-------- Extrait de page
Togo : les évêques en faveur des réformes

Le 17 septembre, les Togolais étaient appelés par leur Conférence épiscopale à se retrouver dans les cathédrales du pays pour prier ensemble pour le pays et pour que la mise en place des réformes. « C’est au nom de notre foi et non pour des raisons politiques que nous sommes rassemblés en ce jour afin de confier ensemble notre pays au Seigneur », disait la prière d’introduction au chapelet, lue à la suite de l’angélus, et qui demandait que les dirigeants « prennent conscience de la gravité de la situation et écoutent les appels du peuple ». Les évêques du Togo leur lancent un appel à mettre en place d’urgence les réformes prévues par la constitution, en même temps qu’ils invitent les citoyens à éviter « l’appel à la haine ethnique et à la violence », et s’inquiètent des violences que les forces de l’ordre exercent sur la population à la suite des manifestations.
----------------
-------- Données à examiner
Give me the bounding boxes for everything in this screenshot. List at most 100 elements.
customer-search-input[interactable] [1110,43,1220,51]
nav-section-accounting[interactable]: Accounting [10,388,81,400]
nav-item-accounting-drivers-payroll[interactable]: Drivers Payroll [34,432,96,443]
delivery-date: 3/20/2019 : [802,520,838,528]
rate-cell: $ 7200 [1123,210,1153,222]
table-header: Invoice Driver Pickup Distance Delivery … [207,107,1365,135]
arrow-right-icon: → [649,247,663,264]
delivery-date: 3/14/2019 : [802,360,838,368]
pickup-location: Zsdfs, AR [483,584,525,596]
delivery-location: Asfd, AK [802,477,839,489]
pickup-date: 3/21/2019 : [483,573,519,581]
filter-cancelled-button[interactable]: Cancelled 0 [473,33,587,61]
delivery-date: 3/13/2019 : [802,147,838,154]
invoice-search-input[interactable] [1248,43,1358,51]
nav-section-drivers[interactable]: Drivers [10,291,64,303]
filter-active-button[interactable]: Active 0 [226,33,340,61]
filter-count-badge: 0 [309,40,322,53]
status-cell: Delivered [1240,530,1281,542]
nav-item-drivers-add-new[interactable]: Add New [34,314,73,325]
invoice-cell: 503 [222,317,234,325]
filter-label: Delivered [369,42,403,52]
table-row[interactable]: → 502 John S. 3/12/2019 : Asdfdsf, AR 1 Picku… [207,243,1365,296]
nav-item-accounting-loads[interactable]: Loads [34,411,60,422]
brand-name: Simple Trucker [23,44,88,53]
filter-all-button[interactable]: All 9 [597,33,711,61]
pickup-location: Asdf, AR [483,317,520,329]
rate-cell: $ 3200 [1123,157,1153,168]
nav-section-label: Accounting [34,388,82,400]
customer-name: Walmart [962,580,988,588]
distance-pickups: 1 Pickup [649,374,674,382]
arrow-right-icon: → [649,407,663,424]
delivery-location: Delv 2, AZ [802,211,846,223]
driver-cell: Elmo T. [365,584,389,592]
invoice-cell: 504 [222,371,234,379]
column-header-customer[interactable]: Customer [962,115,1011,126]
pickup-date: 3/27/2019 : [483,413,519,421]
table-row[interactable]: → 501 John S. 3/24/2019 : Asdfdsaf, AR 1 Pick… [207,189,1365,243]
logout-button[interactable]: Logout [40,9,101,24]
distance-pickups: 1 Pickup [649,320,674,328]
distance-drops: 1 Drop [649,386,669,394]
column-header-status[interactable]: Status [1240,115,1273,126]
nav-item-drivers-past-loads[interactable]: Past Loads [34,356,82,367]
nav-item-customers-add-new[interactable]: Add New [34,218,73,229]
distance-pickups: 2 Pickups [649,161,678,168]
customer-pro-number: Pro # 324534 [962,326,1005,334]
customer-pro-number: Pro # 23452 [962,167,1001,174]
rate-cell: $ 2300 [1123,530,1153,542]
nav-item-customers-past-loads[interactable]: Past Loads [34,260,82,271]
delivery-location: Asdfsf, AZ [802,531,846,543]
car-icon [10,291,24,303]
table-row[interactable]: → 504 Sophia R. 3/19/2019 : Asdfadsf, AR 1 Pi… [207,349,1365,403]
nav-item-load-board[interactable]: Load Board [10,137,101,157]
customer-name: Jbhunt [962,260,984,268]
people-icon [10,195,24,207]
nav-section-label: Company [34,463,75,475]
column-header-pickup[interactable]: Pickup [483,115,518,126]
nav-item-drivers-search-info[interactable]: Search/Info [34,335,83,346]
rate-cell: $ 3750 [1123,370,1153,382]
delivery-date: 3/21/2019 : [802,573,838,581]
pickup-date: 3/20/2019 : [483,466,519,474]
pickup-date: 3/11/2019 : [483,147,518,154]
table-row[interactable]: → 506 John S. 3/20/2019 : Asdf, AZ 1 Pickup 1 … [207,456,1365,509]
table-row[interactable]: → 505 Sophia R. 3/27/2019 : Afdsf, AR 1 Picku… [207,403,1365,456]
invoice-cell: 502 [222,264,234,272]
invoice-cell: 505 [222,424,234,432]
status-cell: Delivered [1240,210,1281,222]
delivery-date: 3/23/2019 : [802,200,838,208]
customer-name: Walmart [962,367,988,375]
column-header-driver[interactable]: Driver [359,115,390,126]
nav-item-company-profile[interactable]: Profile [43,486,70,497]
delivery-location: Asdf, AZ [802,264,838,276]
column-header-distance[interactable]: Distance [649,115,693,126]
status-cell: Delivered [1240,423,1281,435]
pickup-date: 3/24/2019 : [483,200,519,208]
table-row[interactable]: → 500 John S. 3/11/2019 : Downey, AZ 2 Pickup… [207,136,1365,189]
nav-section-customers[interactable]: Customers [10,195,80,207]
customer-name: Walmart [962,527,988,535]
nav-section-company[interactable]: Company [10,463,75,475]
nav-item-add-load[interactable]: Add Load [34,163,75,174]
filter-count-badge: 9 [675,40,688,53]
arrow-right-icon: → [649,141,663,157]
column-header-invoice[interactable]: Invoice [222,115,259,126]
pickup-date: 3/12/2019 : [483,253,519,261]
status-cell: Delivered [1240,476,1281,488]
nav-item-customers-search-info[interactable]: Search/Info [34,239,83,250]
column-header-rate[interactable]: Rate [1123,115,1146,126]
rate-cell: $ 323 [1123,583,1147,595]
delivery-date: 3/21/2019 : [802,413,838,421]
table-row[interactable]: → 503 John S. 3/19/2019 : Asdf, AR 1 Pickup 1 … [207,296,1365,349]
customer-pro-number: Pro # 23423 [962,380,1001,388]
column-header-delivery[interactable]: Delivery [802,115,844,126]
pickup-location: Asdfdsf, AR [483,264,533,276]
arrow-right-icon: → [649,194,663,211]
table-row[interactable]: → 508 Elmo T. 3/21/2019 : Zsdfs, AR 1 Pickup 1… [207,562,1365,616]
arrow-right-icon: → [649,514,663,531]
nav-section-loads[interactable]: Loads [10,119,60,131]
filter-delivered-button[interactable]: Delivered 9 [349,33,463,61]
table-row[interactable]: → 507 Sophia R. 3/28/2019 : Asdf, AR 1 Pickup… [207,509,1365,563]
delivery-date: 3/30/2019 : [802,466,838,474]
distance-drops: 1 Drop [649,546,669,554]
----------------
__Consignes de travail__:
#1 Dites si chacune des affirmations suivantes concorde avec l'article sur les évêques du Togo, en répondant par oui ou non et en citant mot pour mot le passage décisif :
(a) La prière d'introduction au chapelet a été lue après l'angélus.
(b) Le rassemblement dans les cathédrales est présenté comme motivé par des raisons politiques.
(c) Les évêques demandent aux dirigeants de mettre en place d'urgence les réformes prévues par la constitution.
#2 Extrayez de l'article sur les évêques du Togo le passage allant de « Le 17 septembre, les » à « suite des manifestations. », bornes comprises, sans rien y changer.
Les enregistrements n'ont aucun rapport avec l'article sur les évêques du Togo.

__Réponses par point__:
#1
(a) Oui : « lue à la suite de l’angélus ».
(b) Non : « C’est au nom de notre foi et non pour des raisons politiques ».
(c) Oui : « mettre en place d’urgence les réformes prévues par la constitution ».

#2
Le 17 septembre, les Togolais étaient appelés par leur Conférence épiscopale à se retrouver dans les cathédrales du pays pour prier ensemble pour le pays et pour que la mise en place des réformes. « C’est au nom de notre foi et non pour des raisons politiques que nous sommes rassemblés en ce jour afin de confier ensemble notre pays au Seigneur », disait la prière d’introduction au chapelet, lue à la suite de l’angélus, et qui demandait que les dirigeants « prennent conscience de la gravité de la situation et écoutent les appels du peuple ». Les évêques du Togo leur lancent un appel à mettre en place d’urgence les réformes prévues par la constitution, en même temps qu’ils invitent les citoyens à éviter « l’appel à la haine ethnique et à la violence », et s’inquiètent des violences que les forces de l’ordre exercent sur la population à la suite des manifestations.